* Source document
Field Evaluation of NIOSH Guardrail System

A contract was established with the West Virginia University Safety and Health Extension (WVUS&HE) to assist the NIOSH research team in conducting a field evaluation of the guardrail system at residential job sites in the Morgantown, WV area. The guardrail system consisted of all five components (original roof slope, flat, vertical, vertical offset, and slide guard options) that were developed for different fall prevention needs. The WVUS&HE, in conjunction with NIOSH, Division of Safety Research, developed a training program focusing on the installation of all five components of the guardrail system, but also on the OSHA Fall Protection requirements. The WVUS&HE coordinated with the North Central West Virginia Home Builders Association to identify residential contractors or appropriate sub-contractors that would be willing to use the guardrail system during actual working conditions.

Residential construction contractors recruited and trained

WVUS&HE recruited two residential contractors to participate in the field study to evaluate the guardrail system. Contractor 1 is a family-owned business consisting of six employees. Typically, this contractor does the majority of all the work on the home, so it is involved with the project from job-site preparation through completion of all work and turning keys over to the new owner. This contractor completes a home in three to four months. Contractor 2, which has 20 employees (one crew of 10 employees was recruited), is a framing sub-contractor that works in conjunction with a general contractor. The sub-contractor frames the entire house in about four to five days, installs the wood sheathing to the roof trusses, and installs the weatherproof underlayment material on the sheathing. They do not install shingles on the roof. That task is completed by a separate sub-contractor.

Once the workers and supervisors from both contractors agreed to participate with the field study, they received training from two WVUS&HE researchers. Prior to the training, all participants received forms that would be signed and that explained (a) the scope of the field study and (b) that the participants were agreeing to use the different components of the guardrail system. At the same time, photo release forms were also signed by each participant.

The half-day training consisted of in-class instructions on: (a) the OSHA Fall Protection Standards for Construction (Subpart M) for general knowledge, and (b) the installation of the NIOSH guardrail system using instructions prepared by the NIOSH research team. The in-class portion used photographs and video almost exclusively, and very little text materials. Half of the training session was outside and utilized hands-on practice with installing all components of the guardrail system. Figure 7 (left) shows workers from contractor 1 referring to instructions and figure 7 (right) shows workers from contractor 2 installing the original design on the roof and the vertical design along the sloped edge (“rake” edge) of the WVU mobile rooftop training trailer.

Fig 7. Left - Contractor 1 workers using the NIOSH-prepared instruction to set roof
bracket slope angle. Right – Contactor 2 workers installing the guardrail system on the
WVU mobile rooftop training trailer.

Figure 7. Left - Contractor 1 workers using the NIOSH-prepared instruction to set roof bracket slope angle.
Right – Contactor 2 workers installing the guardrail system on the WVU mobile rooftop training trailer.

After the hands-on practice, the trainees re-assembled in the classroom to discuss any questions they may have had about the various components of the guardrail system, as well as provide comments related to the installation practice portion. Before finishing, both contractors received multiple sets of all the different components to the guardrail system. The WVUS&HE researchers reminded both contractors to use the guardrail system whenever they determined that the guardrail was needed and could be used safely.

* Given data
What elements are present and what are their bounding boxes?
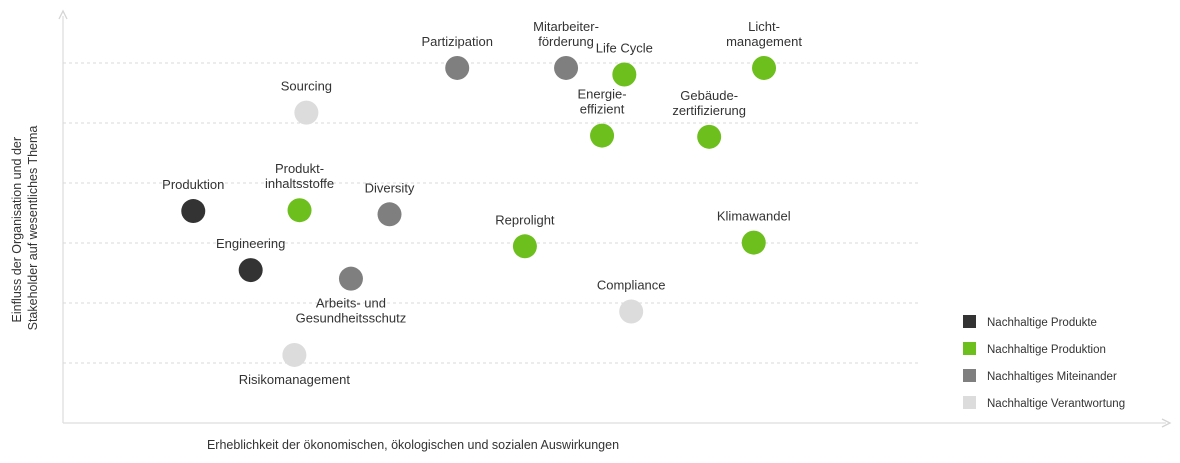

* Aim
Decide whether each statement agrees with the guardrail field evaluation text above. Answer yes or no for each, quoting the deciding words of the text. 1. Contractor 2 installs the shingles on the roof. 2. The training session lasted half a day. 3. Contractor 1 is a family-owned business with ten employees.

* Result
1. No: "They do not install shingles on the roof."
2. Yes: "The half-day training consisted of in-class instructions on"
3. No: "Contractor 1 is a family-owned business consisting of six employees."